**Source extract**
An additional requirement for the MSc Public Health (all streams) is some evidence of ability in maths, post-16 year education. Preference will also be given to applicants with relevant work experience.
Applications with an appropriate technical qualification, or equivalent qualification and experience from overseas, are also welcomed.
Any student who does not meet the minimum entry requirement above but who has relevant professional experience may still be eligible for admission. Qualifications and experience will be assessed from the application.
Applications for London-based Study
Applications should be made to MSc Public Health in the first instance.
Applications should be made online. Paper application forms are available upon request and will normally incur an administration fee of £50. You must send a copy of the personal details and photograph page of your passport with all paper applications. Your application will not be considered until you have provided the above documents.
Applicants wishing to be considered for School scholarships should apply as early as possible. Deadlines for scholarship applications appear on the Masters Funding webpage. Course applications will be considered until all places on the course have been filled. Notification of when a course is closed will appear on the relevant course webpage.All applicants should be able to start the course on the first day of the academic year.
All Masters courses are offered on a part-time basis over two years. Students interested in part-time study should contact the appropriate Course Organiser, via the Registry, to discuss course requirements and likely timetables, and should read the Masters degree information.
There are two ways of undertaking part-time study:
1) attending part-time throughout the two years: Students need to be available for up to four or five half days every week for 27 weeks per year. Evidence may be required to prove that applicants are able to commit this minimum period of time to their study
2) attending full-time for modules in the first two terms in Year 1 (September-March), and undertaking third term modules, exams and project in Year 2 (April - September). Such an option may be attractive to applicants who are unable to be released from employment for a continuous twelve-month period. This option is called split study.
All courses last one year for full-time study or two years for part-time study.

**To-do list**
(1) Translate this sentence from the MSc Public Health admissions text above into Spanish: "All courses last one year for full-time study or two years for part-time study."
(2) According to the MSc Public Health admissions text above, what administration fee do paper application forms normally incur?
(3) Do these statements agree with the MSc Public Health admissions text above? Answer yes or no for each, quoting the words of the text that decide it.
(a) Paper applications must include a copy of the personal details and photograph page of the applicant's passport.
(b) Course applications close on a single fixed deadline date.
(c) In split study, students attend full-time for modules in the first two terms of Year 1.

**Data**
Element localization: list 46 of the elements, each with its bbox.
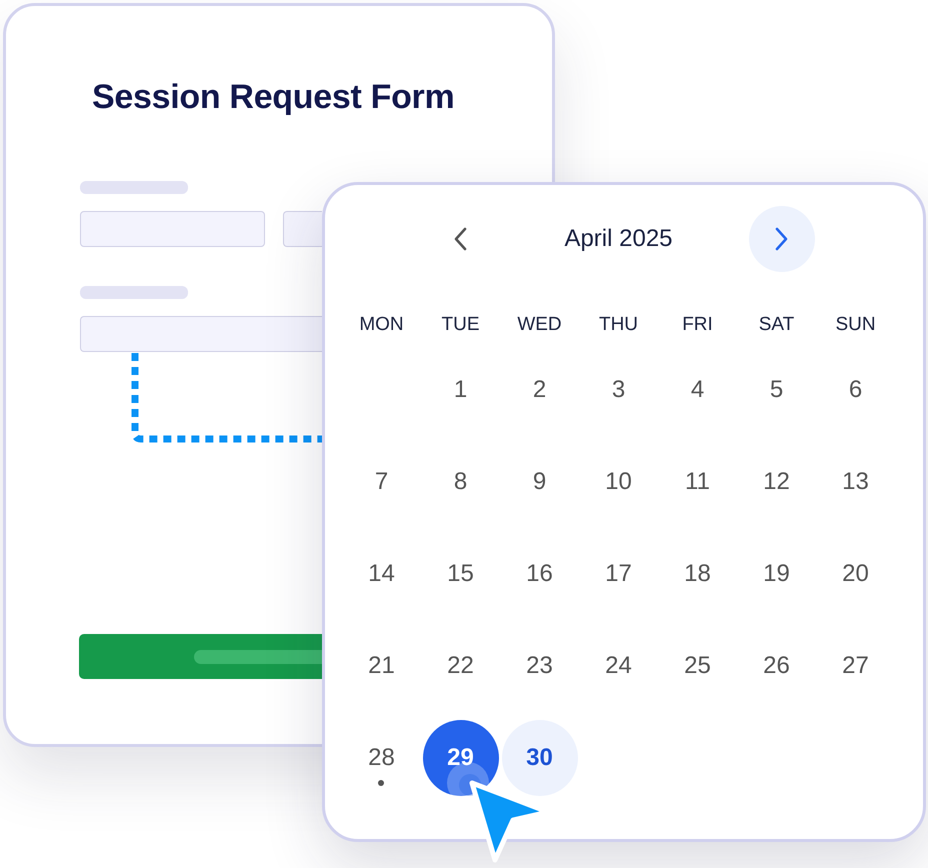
calendar-day[interactable]: 22 <box>447 652 474 680</box>
calendar-day[interactable]: 10 <box>605 468 632 496</box>
calendar-day[interactable]: 5 <box>770 376 784 404</box>
submit-button[interactable] <box>79 634 322 679</box>
calendar-day[interactable]: 14 <box>368 560 395 588</box>
calendar-day[interactable]: 18 <box>684 560 711 588</box>
calendar-day[interactable]: 7 <box>374 468 388 496</box>
calendar-day[interactable]: 19 <box>763 560 790 588</box>
calendar-day[interactable]: 8 <box>454 468 468 496</box>
calendar-day[interactable]: 25 <box>684 652 711 680</box>
calendar-day[interactable]: 16 <box>526 560 553 588</box>
input-field[interactable] <box>283 211 322 247</box>
calendar-day[interactable]: 28 <box>368 744 395 772</box>
weekday-label: TUE <box>442 314 480 336</box>
calendar-day[interactable]: 27 <box>842 652 869 680</box>
calendar-day[interactable]: 2 <box>532 376 546 404</box>
calendar-day[interactable]: 21 <box>368 652 395 680</box>
calendar-day[interactable]: 15 <box>447 560 474 588</box>
month-title: April 2025 <box>564 225 673 253</box>
calendar-day[interactable]: 11 <box>685 468 710 496</box>
input-field[interactable] <box>80 316 322 352</box>
calendar-day[interactable]: 4 <box>690 376 704 404</box>
calendar-day[interactable]: 20 <box>842 560 869 588</box>
calendar-day[interactable]: 29 <box>422 720 498 796</box>
weekday-label: MON <box>359 314 404 336</box>
calendar-day[interactable]: 13 <box>842 468 869 496</box>
calendar-day[interactable]: 12 <box>763 468 790 496</box>
calendar-day[interactable]: 1 <box>454 376 468 404</box>
calendar-day[interactable]: 26 <box>763 652 790 680</box>
previous-month-button[interactable] <box>454 227 467 251</box>
weekday-label: WED <box>517 314 562 336</box>
calendar-day[interactable]: 24 <box>605 652 632 680</box>
form-title: Session Request Form <box>92 77 454 117</box>
calendar-day[interactable]: 9 <box>532 468 546 496</box>
calendar-day[interactable]: 3 <box>612 376 626 404</box>
weekday-label: SUN <box>835 314 876 336</box>
weekday-label: THU <box>598 314 638 336</box>
chevron-left-icon <box>454 227 467 251</box>
calendar-day[interactable]: 6 <box>848 376 862 404</box>
chevron-right-icon <box>775 227 788 251</box>
calendar-day[interactable]: 30 <box>502 720 578 796</box>
calendar-day[interactable]: 17 <box>605 560 632 588</box>
calendar-day[interactable]: 23 <box>526 652 553 680</box>
input-field[interactable] <box>80 211 265 247</box>
weekday-label: SAT <box>758 314 794 336</box>
weekday-label: FRI <box>682 314 713 336</box>
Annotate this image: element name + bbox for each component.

**Task-by-task results**
(1) Todos los cursos duran un año en la modalidad a tiempo completo o dos años en la modalidad a tiempo parcial.

(2) £50.

(3)
(a) Yes: "You must send a copy of the personal details and photograph page of your passport with all paper applications."
(b) No: "Course applications will be considered until all places on the course have been filled."
(c) Yes: "attending full-time for modules in the first two terms in Year 1 (September-March)"